*Stated task*. Provide a single number: the count of lines containing the string "color".

*Input records*.
[START]

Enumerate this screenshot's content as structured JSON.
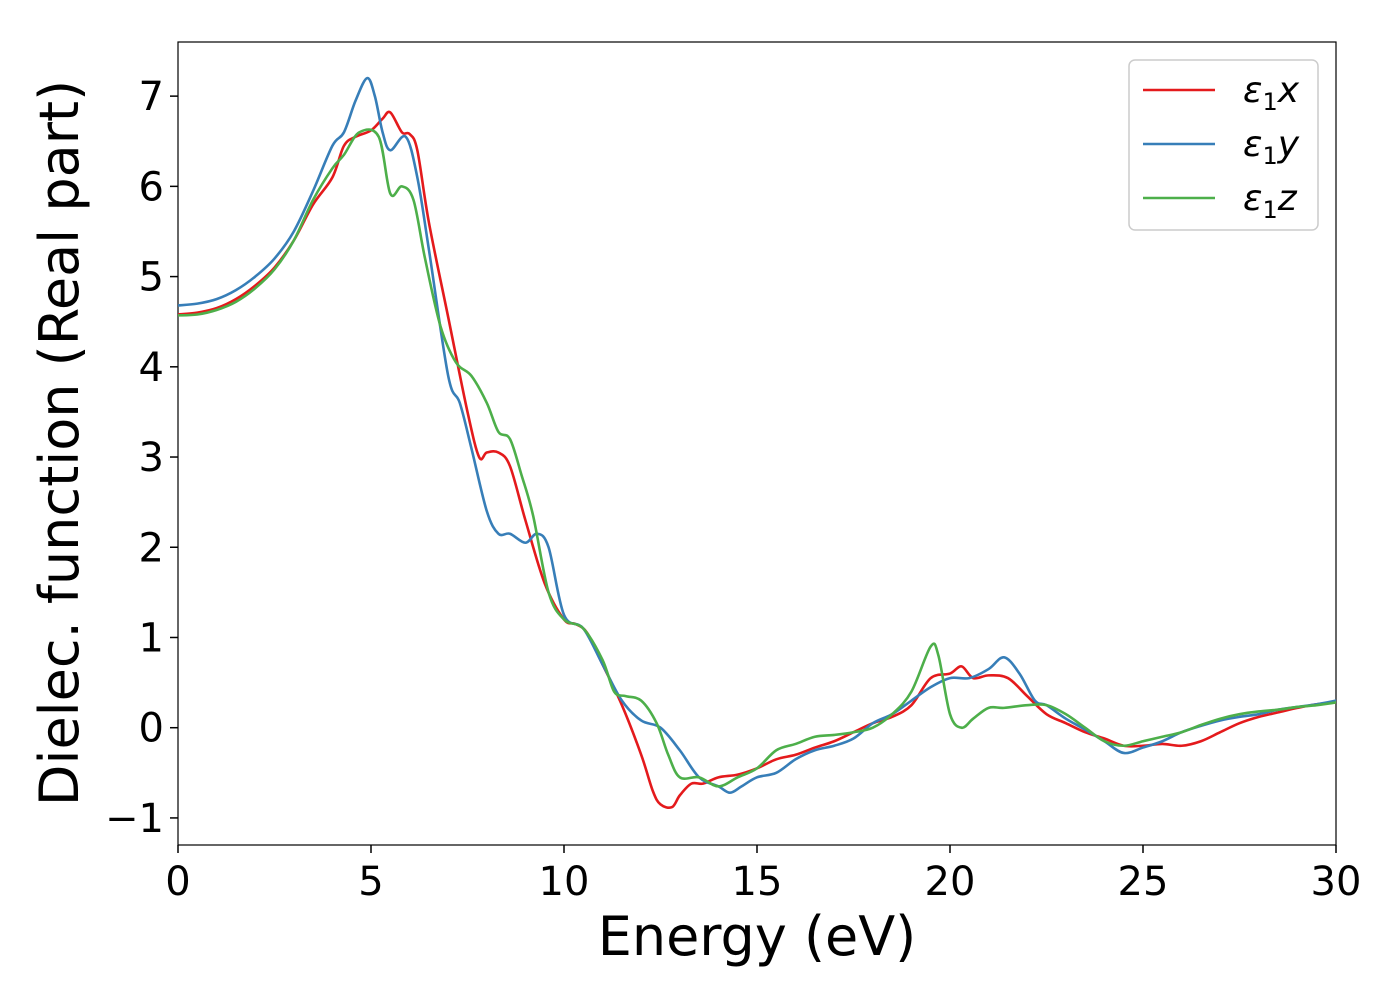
{
  "chart_data": {
    "type": "line",
    "title": "",
    "xlabel": "Energy (eV)",
    "ylabel": "Dielec. function (Real part)",
    "xlim": [
      0,
      30
    ],
    "ylim": [
      -1.3,
      7.6
    ],
    "xticks": [
      0,
      5,
      10,
      15,
      20,
      25,
      30
    ],
    "xtick_labels": [
      "0",
      "5",
      "10",
      "15",
      "20",
      "25",
      "30"
    ],
    "yticks": [
      -1,
      0,
      1,
      2,
      3,
      4,
      5,
      6,
      7
    ],
    "ytick_labels": [
      "−1",
      "0",
      "1",
      "2",
      "3",
      "4",
      "5",
      "6",
      "7"
    ],
    "grid": false,
    "legend_position": "top-right",
    "series": [
      {
        "name": "ε₁x",
        "label_main": "ε",
        "label_sub": "1",
        "label_tail": "x",
        "color": "#e41a1c",
        "x": [
          0,
          0.5,
          1,
          1.5,
          2,
          2.5,
          3,
          3.5,
          4,
          4.3,
          4.6,
          5,
          5.3,
          5.5,
          5.8,
          6,
          6.2,
          6.5,
          7,
          7.5,
          7.8,
          8,
          8.3,
          8.6,
          9,
          9.5,
          10,
          10.3,
          10.6,
          11,
          11.5,
          12,
          12.3,
          12.5,
          12.8,
          13,
          13.3,
          13.6,
          14,
          14.5,
          15,
          15.5,
          16,
          16.5,
          17,
          17.5,
          18,
          18.5,
          19,
          19.5,
          20,
          20.3,
          20.6,
          21,
          21.5,
          22,
          22.5,
          23,
          23.5,
          24,
          24.5,
          25,
          25.5,
          26,
          26.5,
          27,
          27.5,
          28,
          28.5,
          29,
          29.5,
          30
        ],
        "y": [
          4.58,
          4.6,
          4.65,
          4.75,
          4.9,
          5.1,
          5.4,
          5.8,
          6.1,
          6.45,
          6.55,
          6.62,
          6.75,
          6.82,
          6.6,
          6.58,
          6.4,
          5.6,
          4.55,
          3.5,
          3.0,
          3.05,
          3.05,
          2.9,
          2.3,
          1.6,
          1.2,
          1.15,
          1.05,
          0.7,
          0.25,
          -0.3,
          -0.7,
          -0.85,
          -0.88,
          -0.75,
          -0.62,
          -0.62,
          -0.55,
          -0.52,
          -0.45,
          -0.35,
          -0.3,
          -0.22,
          -0.15,
          -0.05,
          0.05,
          0.12,
          0.25,
          0.55,
          0.6,
          0.68,
          0.55,
          0.58,
          0.55,
          0.35,
          0.15,
          0.05,
          -0.05,
          -0.12,
          -0.2,
          -0.2,
          -0.18,
          -0.2,
          -0.15,
          -0.05,
          0.05,
          0.12,
          0.17,
          0.22,
          0.26,
          0.28
        ]
      },
      {
        "name": "ε₁y",
        "label_main": "ε",
        "label_sub": "1",
        "label_tail": "y",
        "color": "#377eb8",
        "x": [
          0,
          0.5,
          1,
          1.5,
          2,
          2.5,
          3,
          3.5,
          4,
          4.3,
          4.6,
          4.9,
          5.1,
          5.3,
          5.5,
          5.9,
          6.2,
          6.5,
          7,
          7.3,
          7.6,
          8,
          8.3,
          8.6,
          9,
          9.3,
          9.6,
          10,
          10.5,
          11,
          11.5,
          12,
          12.5,
          13,
          13.5,
          14,
          14.3,
          14.6,
          15,
          15.5,
          16,
          16.5,
          17,
          17.5,
          18,
          18.5,
          19,
          19.5,
          20,
          20.5,
          21,
          21.4,
          21.8,
          22.2,
          22.5,
          23,
          23.5,
          24,
          24.5,
          25,
          25.5,
          26,
          26.5,
          27,
          27.5,
          28,
          28.5,
          29,
          29.5,
          30
        ],
        "y": [
          4.68,
          4.7,
          4.75,
          4.85,
          5.0,
          5.2,
          5.5,
          5.95,
          6.45,
          6.6,
          6.95,
          7.2,
          7.0,
          6.6,
          6.4,
          6.55,
          6.1,
          5.3,
          3.9,
          3.6,
          3.1,
          2.4,
          2.15,
          2.15,
          2.05,
          2.15,
          2.0,
          1.25,
          1.1,
          0.7,
          0.3,
          0.08,
          0.0,
          -0.25,
          -0.55,
          -0.65,
          -0.72,
          -0.65,
          -0.55,
          -0.5,
          -0.35,
          -0.25,
          -0.2,
          -0.12,
          0.05,
          0.15,
          0.3,
          0.45,
          0.55,
          0.55,
          0.65,
          0.78,
          0.6,
          0.3,
          0.25,
          0.1,
          -0.02,
          -0.15,
          -0.28,
          -0.22,
          -0.15,
          -0.05,
          0.02,
          0.08,
          0.12,
          0.15,
          0.2,
          0.23,
          0.26,
          0.3
        ]
      },
      {
        "name": "ε₁z",
        "label_main": "ε",
        "label_sub": "1",
        "label_tail": "z",
        "color": "#4daf4a",
        "x": [
          0,
          0.5,
          1,
          1.5,
          2,
          2.5,
          3,
          3.5,
          4,
          4.3,
          4.7,
          5.2,
          5.5,
          5.8,
          6.1,
          6.4,
          6.8,
          7.2,
          7.6,
          8,
          8.3,
          8.6,
          8.9,
          9.2,
          9.6,
          10,
          10.5,
          11,
          11.3,
          11.6,
          12,
          12.4,
          12.7,
          13,
          13.5,
          14,
          14.5,
          15,
          15.5,
          16,
          16.5,
          17,
          17.5,
          18,
          18.5,
          19,
          19.5,
          19.7,
          20,
          20.3,
          20.6,
          21,
          21.4,
          22,
          22.5,
          23,
          23.5,
          24,
          24.5,
          25,
          25.5,
          26,
          26.5,
          27,
          27.5,
          28,
          28.5,
          29,
          29.5,
          30
        ],
        "y": [
          4.57,
          4.58,
          4.63,
          4.72,
          4.87,
          5.08,
          5.4,
          5.85,
          6.2,
          6.35,
          6.6,
          6.55,
          5.92,
          6.0,
          5.85,
          5.2,
          4.45,
          4.05,
          3.9,
          3.6,
          3.28,
          3.2,
          2.8,
          2.35,
          1.5,
          1.2,
          1.1,
          0.75,
          0.4,
          0.35,
          0.3,
          0.05,
          -0.3,
          -0.55,
          -0.55,
          -0.65,
          -0.55,
          -0.45,
          -0.25,
          -0.18,
          -0.1,
          -0.08,
          -0.05,
          0.0,
          0.15,
          0.4,
          0.9,
          0.8,
          0.15,
          0.0,
          0.1,
          0.22,
          0.22,
          0.25,
          0.25,
          0.15,
          0.0,
          -0.15,
          -0.2,
          -0.15,
          -0.1,
          -0.05,
          0.03,
          0.1,
          0.15,
          0.18,
          0.2,
          0.23,
          0.25,
          0.28
        ]
      }
    ]
  }
}
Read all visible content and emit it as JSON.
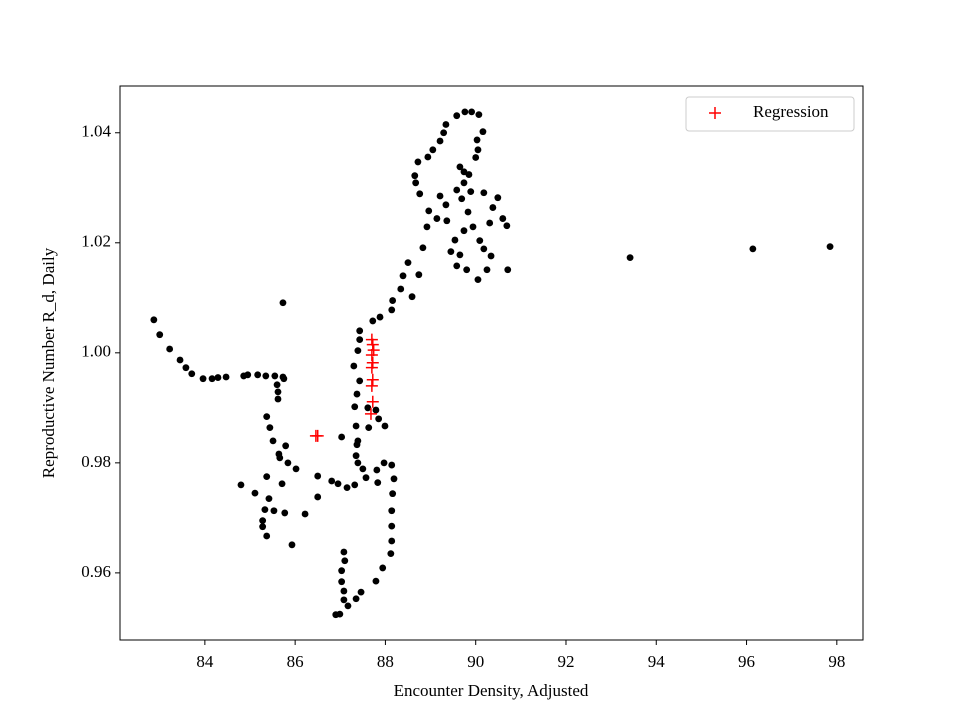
{
  "chart_data": {
    "type": "scatter",
    "xlabel": "Encounter Density, Adjusted",
    "ylabel": "Reproductive Number R_d, Daily",
    "xlim": [
      82.12,
      98.58
    ],
    "ylim": [
      0.9478,
      1.0485
    ],
    "xticks": [
      84,
      86,
      88,
      90,
      92,
      94,
      96,
      98
    ],
    "yticks": [
      0.96,
      0.98,
      {
        "value": 1,
        "label": "1.00"
      },
      1.02,
      1.04
    ],
    "legend": "upper right",
    "series": [
      {
        "color": "#000000",
        "marker": "dot",
        "x": [
          82.87,
          83.0,
          83.22,
          83.45,
          83.58,
          83.71,
          83.96,
          84.16,
          84.29,
          84.47,
          84.86,
          84.95,
          85.17,
          85.35,
          85.55,
          85.73,
          85.75,
          85.6,
          85.62,
          85.62,
          85.37,
          85.44,
          85.51,
          85.64,
          85.66,
          85.79,
          85.84,
          86.02,
          85.71,
          85.37,
          85.11,
          84.8,
          85.42,
          85.33,
          85.53,
          85.28,
          85.28,
          85.37,
          85.77,
          85.93,
          86.22,
          86.5,
          86.5,
          85.73,
          86.81,
          86.95,
          87.15,
          87.32,
          87.57,
          87.81,
          87.83,
          87.97,
          88.14,
          88.19,
          88.16,
          88.14,
          88.14,
          88.14,
          88.12,
          87.94,
          87.79,
          87.46,
          87.35,
          87.17,
          86.99,
          86.9,
          87.08,
          87.08,
          87.03,
          87.03,
          87.1,
          87.08,
          87.03,
          87.39,
          87.63,
          87.85,
          87.99,
          87.79,
          87.61,
          87.35,
          87.37,
          87.35,
          87.39,
          87.5,
          87.43,
          87.37,
          87.32,
          87.43,
          87.43,
          87.39,
          87.3,
          87.72,
          87.88,
          88.14,
          88.16,
          88.34,
          88.39,
          88.5,
          88.59,
          88.74,
          88.83,
          88.92,
          88.96,
          89.21,
          89.34,
          89.36,
          89.14,
          88.76,
          88.67,
          88.65,
          88.72,
          88.94,
          89.05,
          89.21,
          89.29,
          89.34,
          89.58,
          89.76,
          89.91,
          90.07,
          90.16,
          90.03,
          90.05,
          90.0,
          89.85,
          89.74,
          89.58,
          89.69,
          89.83,
          89.94,
          89.74,
          89.54,
          89.45,
          89.65,
          89.58,
          89.8,
          90.05,
          90.25,
          90.34,
          90.18,
          90.09,
          90.31,
          90.38,
          90.6,
          90.69,
          90.49,
          90.18,
          89.89,
          89.65,
          89.74,
          90.71,
          93.42,
          96.14,
          97.85
        ],
        "y": [
          1.006,
          1.0033,
          1.0007,
          0.9987,
          0.9973,
          0.9962,
          0.9953,
          0.9953,
          0.9955,
          0.9956,
          0.9958,
          0.996,
          0.996,
          0.9958,
          0.9958,
          0.9956,
          0.9953,
          0.9942,
          0.9929,
          0.9916,
          0.9884,
          0.9864,
          0.984,
          0.9816,
          0.9809,
          0.9831,
          0.98,
          0.9789,
          0.9762,
          0.9775,
          0.9745,
          0.976,
          0.9735,
          0.9715,
          0.9713,
          0.9695,
          0.9684,
          0.9667,
          0.9709,
          0.9651,
          0.9707,
          0.9776,
          0.9738,
          1.0091,
          0.9767,
          0.9762,
          0.9755,
          0.976,
          0.9773,
          0.9787,
          0.9764,
          0.98,
          0.9796,
          0.9771,
          0.9744,
          0.9713,
          0.9685,
          0.9658,
          0.9635,
          0.9609,
          0.9585,
          0.9565,
          0.9553,
          0.954,
          0.9525,
          0.9524,
          0.9551,
          0.9567,
          0.9584,
          0.9604,
          0.9622,
          0.9638,
          0.9847,
          0.984,
          0.9864,
          0.988,
          0.9867,
          0.9896,
          0.99,
          0.9867,
          0.9833,
          0.9813,
          0.98,
          0.9789,
          0.9949,
          0.9925,
          0.9902,
          1.004,
          1.0024,
          1.0004,
          0.9976,
          1.0058,
          1.0065,
          1.0078,
          1.0095,
          1.0116,
          1.014,
          1.0164,
          1.0102,
          1.0142,
          1.0191,
          1.0229,
          1.0258,
          1.0285,
          1.0269,
          1.024,
          1.0244,
          1.0289,
          1.0309,
          1.0322,
          1.0347,
          1.0356,
          1.0369,
          1.0385,
          1.04,
          1.0415,
          1.0431,
          1.0438,
          1.0438,
          1.0433,
          1.0402,
          1.0387,
          1.0369,
          1.0355,
          1.0324,
          1.0309,
          1.0296,
          1.028,
          1.0256,
          1.0229,
          1.0222,
          1.0205,
          1.0184,
          1.0178,
          1.0158,
          1.0151,
          1.0133,
          1.0151,
          1.0176,
          1.0189,
          1.0204,
          1.0236,
          1.0264,
          1.0244,
          1.0231,
          1.0282,
          1.0291,
          1.0293,
          1.0338,
          1.0329,
          1.0151,
          1.0173,
          1.0189,
          1.0193
        ]
      },
      {
        "name": "Regression",
        "color": "#ff0000",
        "marker": "plus",
        "x": [
          86.46,
          86.5,
          87.7,
          87.72,
          87.74,
          87.7,
          87.72,
          87.7,
          87.72,
          87.7,
          87.72,
          87.68
        ],
        "y": [
          0.9849,
          0.9849,
          1.0024,
          1.0015,
          1.0005,
          0.9996,
          0.9982,
          0.9973,
          0.9951,
          0.994,
          0.9911,
          0.9889
        ]
      }
    ]
  }
}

[END]

*Result of this exercise*. 5